TASK PROMPT:
Copy every line of the data that includes the string "Output".
═══ EXERCISE MATERIALS ═══
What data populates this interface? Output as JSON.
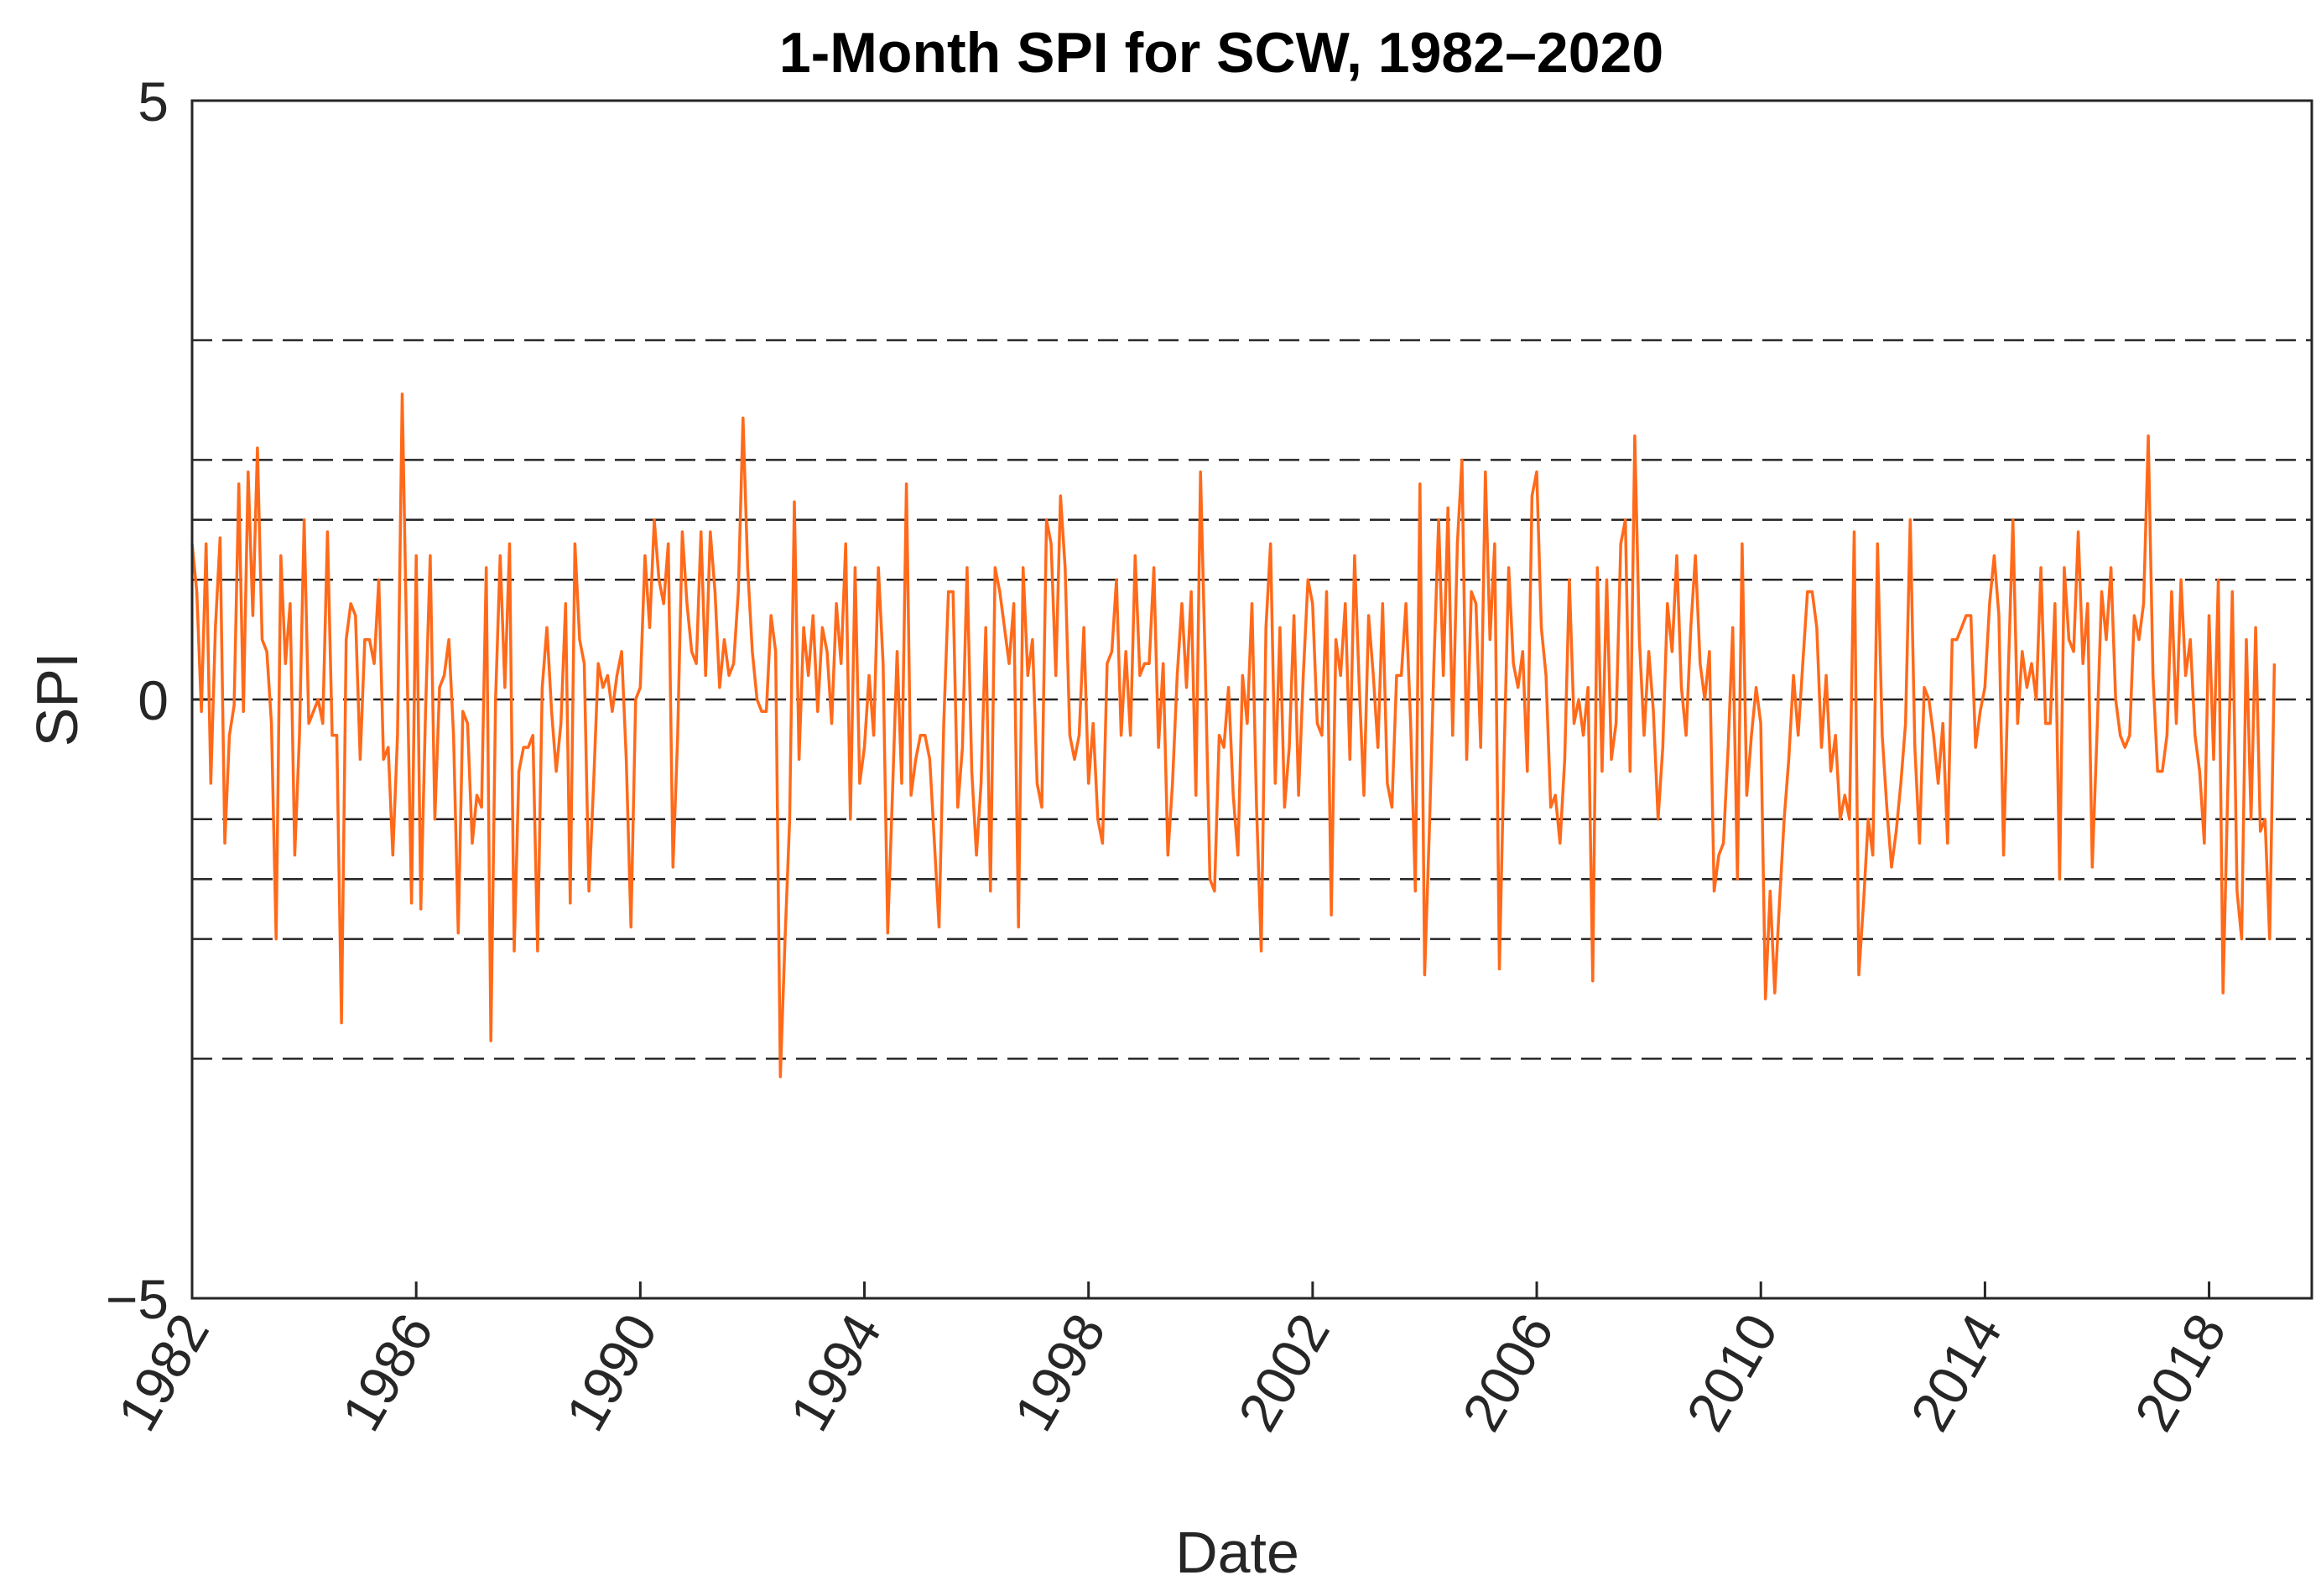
{
  "chart_data": {
    "type": "line",
    "title": "1-Month SPI for SCW, 1982–2020",
    "xlabel": "Date",
    "ylabel": "SPI",
    "xlim": [
      1982,
      2019.833
    ],
    "ylim": [
      -5,
      5
    ],
    "y_ticks": [
      {
        "value": -5,
        "label": "−5"
      },
      {
        "value": 0,
        "label": "0"
      },
      {
        "value": 5,
        "label": "5"
      }
    ],
    "x_ticks": [
      {
        "value": 1982,
        "label": "1982"
      },
      {
        "value": 1986,
        "label": "1986"
      },
      {
        "value": 1990,
        "label": "1990"
      },
      {
        "value": 1994,
        "label": "1994"
      },
      {
        "value": 1998,
        "label": "1998"
      },
      {
        "value": 2002,
        "label": "2002"
      },
      {
        "value": 2006,
        "label": "2006"
      },
      {
        "value": 2010,
        "label": "2010"
      },
      {
        "value": 2014,
        "label": "2014"
      },
      {
        "value": 2018,
        "label": "2018"
      }
    ],
    "threshold_lines": [
      3,
      2,
      1.5,
      1,
      0,
      -1,
      -1.5,
      -2,
      -3
    ],
    "grid": false,
    "series_color": "#ff6a1a",
    "series": [
      {
        "name": "SPI",
        "x_start": 1982,
        "x_step": 0.08333,
        "values": [
          1.3,
          0.9,
          -0.1,
          1.3,
          -0.7,
          0.6,
          1.35,
          -1.2,
          -0.3,
          -0.05,
          1.8,
          -0.1,
          1.9,
          0.7,
          2.1,
          0.5,
          0.4,
          -0.2,
          -2.0,
          1.2,
          0.3,
          0.8,
          -1.3,
          -0.3,
          1.5,
          -0.2,
          -0.1,
          0.0,
          -0.2,
          1.4,
          -0.3,
          -0.3,
          -2.7,
          0.5,
          0.8,
          0.7,
          -0.5,
          0.5,
          0.5,
          0.3,
          1.0,
          -0.5,
          -0.4,
          -1.3,
          -0.3,
          2.55,
          0.4,
          -1.7,
          1.2,
          -1.75,
          -0.1,
          1.2,
          -1.0,
          0.1,
          0.2,
          0.5,
          -0.3,
          -1.95,
          -0.1,
          -0.2,
          -1.2,
          -0.8,
          -0.9,
          1.1,
          -2.85,
          0.0,
          1.2,
          0.1,
          1.3,
          -2.1,
          -0.6,
          -0.4,
          -0.4,
          -0.3,
          -2.1,
          0.1,
          0.6,
          -0.1,
          -0.6,
          -0.2,
          0.8,
          -1.7,
          1.3,
          0.5,
          0.3,
          -1.6,
          -0.7,
          0.3,
          0.1,
          0.2,
          -0.1,
          0.2,
          0.4,
          -0.5,
          -1.9,
          0.0,
          0.1,
          1.2,
          0.6,
          1.5,
          1.0,
          0.8,
          1.3,
          -1.4,
          -0.3,
          1.4,
          0.8,
          0.4,
          0.3,
          1.4,
          0.2,
          1.4,
          0.9,
          0.1,
          0.5,
          0.2,
          0.3,
          0.9,
          2.35,
          1.1,
          0.4,
          0.0,
          -0.1,
          -0.1,
          0.7,
          0.4,
          -3.15,
          -2.0,
          -1.0,
          1.65,
          -0.5,
          0.6,
          0.2,
          0.7,
          -0.1,
          0.6,
          0.4,
          -0.2,
          0.8,
          0.3,
          1.3,
          -1.0,
          1.1,
          -0.7,
          -0.4,
          0.2,
          -0.3,
          1.1,
          0.3,
          -1.95,
          -0.8,
          0.4,
          -0.7,
          1.8,
          -0.8,
          -0.5,
          -0.3,
          -0.3,
          -0.5,
          -1.2,
          -1.9,
          -0.2,
          0.9,
          0.9,
          -0.9,
          -0.4,
          1.1,
          -0.6,
          -1.3,
          -0.7,
          0.6,
          -1.6,
          1.1,
          0.9,
          0.6,
          0.3,
          0.8,
          -1.9,
          1.1,
          0.2,
          0.5,
          -0.7,
          -0.9,
          1.5,
          1.3,
          0.2,
          1.7,
          1.1,
          -0.3,
          -0.5,
          -0.3,
          0.6,
          -0.7,
          -0.2,
          -1.0,
          -1.2,
          0.3,
          0.4,
          1.0,
          -0.3,
          0.4,
          -0.3,
          1.2,
          0.2,
          0.3,
          0.3,
          1.1,
          -0.4,
          0.3,
          -1.3,
          -0.7,
          0.2,
          0.8,
          0.1,
          0.9,
          -0.8,
          1.9,
          0.3,
          -1.5,
          -1.6,
          -0.3,
          -0.4,
          0.1,
          -0.8,
          -1.3,
          0.2,
          -0.2,
          0.8,
          -0.9,
          -2.1,
          0.6,
          1.3,
          -0.7,
          0.6,
          -0.9,
          -0.4,
          0.7,
          -0.8,
          0.2,
          1.0,
          0.8,
          -0.2,
          -0.3,
          0.9,
          -1.8,
          0.5,
          0.2,
          0.8,
          -0.5,
          1.2,
          0.1,
          -0.8,
          0.7,
          0.2,
          -0.4,
          0.8,
          -0.7,
          -0.9,
          0.2,
          0.2,
          0.8,
          -0.2,
          -1.6,
          1.8,
          -2.3,
          -1.1,
          0.3,
          1.5,
          0.2,
          1.6,
          -0.3,
          1.3,
          2.0,
          -0.5,
          0.9,
          0.8,
          -0.4,
          1.9,
          0.5,
          1.3,
          -2.25,
          -0.5,
          1.1,
          0.3,
          0.1,
          0.4,
          -0.6,
          1.7,
          1.9,
          0.6,
          0.2,
          -0.9,
          -0.8,
          -1.2,
          -0.5,
          1.0,
          -0.2,
          0.0,
          -0.3,
          0.1,
          -2.35,
          1.1,
          -0.6,
          1.0,
          -0.5,
          -0.2,
          1.3,
          1.5,
          -0.6,
          2.2,
          0.5,
          -0.3,
          0.4,
          -0.1,
          -1.0,
          -0.4,
          0.8,
          0.4,
          1.2,
          0.1,
          -0.3,
          0.6,
          1.2,
          0.3,
          0.0,
          0.4,
          -1.6,
          -1.3,
          -1.2,
          -0.4,
          0.6,
          -1.5,
          1.3,
          -0.8,
          -0.3,
          0.1,
          -0.2,
          -2.5,
          -1.6,
          -2.45,
          -1.7,
          -1.0,
          -0.5,
          0.2,
          -0.3,
          0.3,
          0.9,
          0.9,
          0.6,
          -0.4,
          0.2,
          -0.6,
          -0.3,
          -1.0,
          -0.8,
          -1.0,
          1.4,
          -2.3,
          -1.7,
          -1.0,
          -1.3,
          1.3,
          -0.3,
          -0.9,
          -1.4,
          -1.1,
          -0.7,
          -0.2,
          1.5,
          -0.4,
          -1.2,
          0.1,
          0.0,
          -0.3,
          -0.7,
          -0.2,
          -1.2,
          0.5,
          0.5,
          0.6,
          0.7,
          0.7,
          -0.4,
          -0.1,
          0.1,
          0.8,
          1.2,
          0.7,
          -1.3,
          0.2,
          1.5,
          -0.2,
          0.4,
          0.1,
          0.3,
          0.0,
          1.1,
          -0.2,
          -0.2,
          0.8,
          -1.5,
          1.1,
          0.5,
          0.4,
          1.4,
          0.3,
          0.8,
          -1.4,
          -0.3,
          0.9,
          0.5,
          1.1,
          0.0,
          -0.3,
          -0.4,
          -0.3,
          0.7,
          0.5,
          0.8,
          2.2,
          0.2,
          -0.6,
          -0.6,
          -0.3,
          0.9,
          -0.2,
          1.0,
          0.2,
          0.5,
          -0.3,
          -0.6,
          -1.2,
          0.7,
          -0.5,
          1.0,
          -2.45,
          -0.8,
          0.9,
          -1.6,
          -2.0,
          0.5,
          -1.0,
          0.6,
          -1.1,
          -1.0,
          -2.0,
          0.3
        ]
      }
    ]
  }
}
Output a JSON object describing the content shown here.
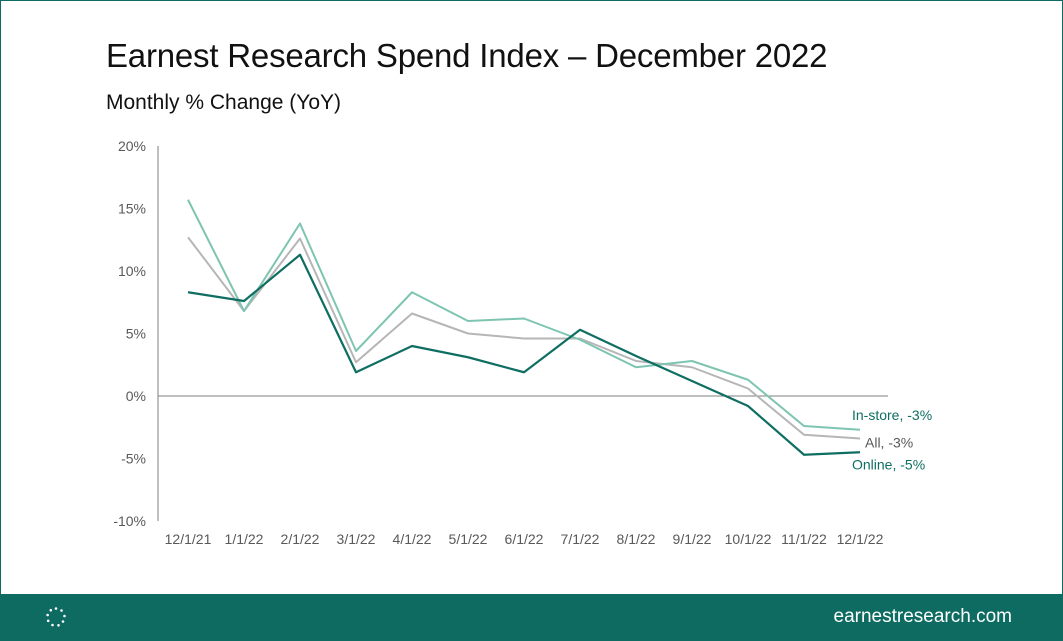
═══
RESPONSE TO THIS EXERCISE:
What data populates this interface? Output as JSON.
Output a JSON object describing the content shown here.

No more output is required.